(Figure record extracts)

○ ○ ○

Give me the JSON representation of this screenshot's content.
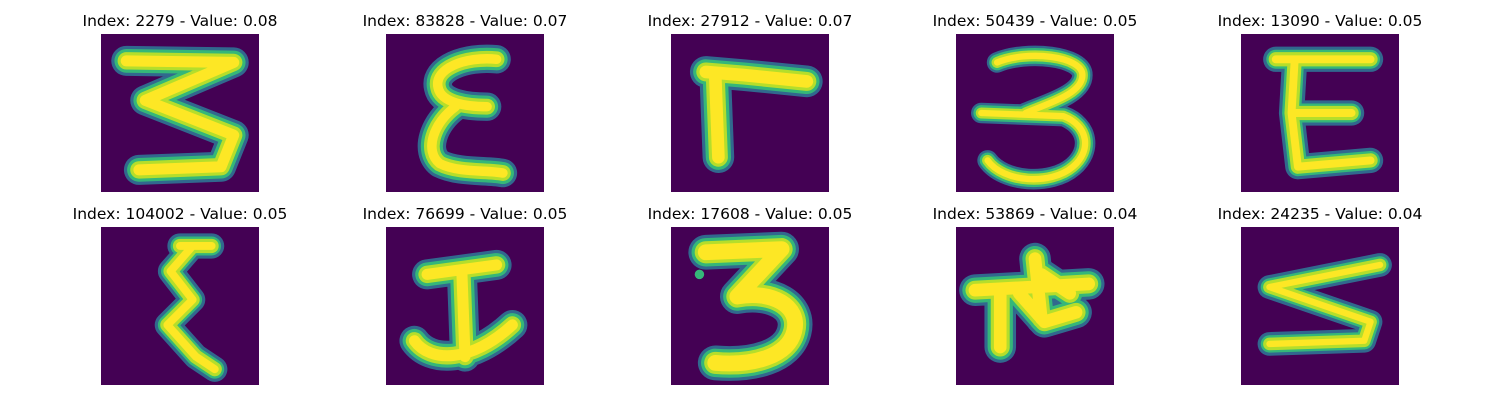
{
  "colors": {
    "background": "#440154",
    "stroke_core": "#fde725",
    "stroke_mid": "#b5de2b",
    "stroke_edge": "#35b779",
    "stroke_halo": "#31688e"
  },
  "panels": [
    {
      "index": "2279",
      "value": "0.08",
      "title": "Index: 2279 - Value: 0.08",
      "shape": "sigma-3"
    },
    {
      "index": "83828",
      "value": "0.07",
      "title": "Index: 83828 - Value: 0.07",
      "shape": "epsilon"
    },
    {
      "index": "27912",
      "value": "0.07",
      "title": "Index: 27912 - Value: 0.07",
      "shape": "gamma"
    },
    {
      "index": "50439",
      "value": "0.05",
      "title": "Index: 50439 - Value: 0.05",
      "shape": "three"
    },
    {
      "index": "13090",
      "value": "0.05",
      "title": "Index: 13090 - Value: 0.05",
      "shape": "capital-e"
    },
    {
      "index": "104002",
      "value": "0.05",
      "title": "Index: 104002 - Value: 0.05",
      "shape": "zigzag-e"
    },
    {
      "index": "76699",
      "value": "0.05",
      "title": "Index: 76699 - Value: 0.05",
      "shape": "anchor-i"
    },
    {
      "index": "17608",
      "value": "0.05",
      "title": "Index: 17608 - Value: 0.05",
      "shape": "bold-three"
    },
    {
      "index": "53869",
      "value": "0.04",
      "title": "Index: 53869 - Value: 0.04",
      "shape": "star-blob"
    },
    {
      "index": "24235",
      "value": "0.04",
      "title": "Index: 24235 - Value: 0.04",
      "shape": "sideways-s"
    }
  ]
}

○ ○ ○

_Task objective_.
Transcribe all entries above exactly. Drop the pictures.

_Answer below_.
Give me the JSON representation of this screenshot's content.
{
  "colors": {
    "background": "#440154",
    "stroke_core": "#fde725",
    "stroke_mid": "#b5de2b",
    "stroke_edge": "#35b779",
    "stroke_halo": "#31688e"
  },
  "panels": [
    {
      "index": "2279",
      "value": "0.08",
      "title": "Index: 2279 - Value: 0.08",
      "shape": "sigma-3"
    },
    {
      "index": "83828",
      "value": "0.07",
      "title": "Index: 83828 - Value: 0.07",
      "shape": "epsilon"
    },
    {
      "index": "27912",
      "value": "0.07",
      "title": "Index: 27912 - Value: 0.07",
      "shape": "gamma"
    },
    {
      "index": "50439",
      "value": "0.05",
      "title": "Index: 50439 - Value: 0.05",
      "shape": "three"
    },
    {
      "index": "13090",
      "value": "0.05",
      "title": "Index: 13090 - Value: 0.05",
      "shape": "capital-e"
    },
    {
      "index": "104002",
      "value": "0.05",
      "title": "Index: 104002 - Value: 0.05",
      "shape": "zigzag-e"
    },
    {
      "index": "76699",
      "value": "0.05",
      "title": "Index: 76699 - Value: 0.05",
      "shape": "anchor-i"
    },
    {
      "index": "17608",
      "value": "0.05",
      "title": "Index: 17608 - Value: 0.05",
      "shape": "bold-three"
    },
    {
      "index": "53869",
      "value": "0.04",
      "title": "Index: 53869 - Value: 0.04",
      "shape": "star-blob"
    },
    {
      "index": "24235",
      "value": "0.04",
      "title": "Index: 24235 - Value: 0.04",
      "shape": "sideways-s"
    }
  ]
}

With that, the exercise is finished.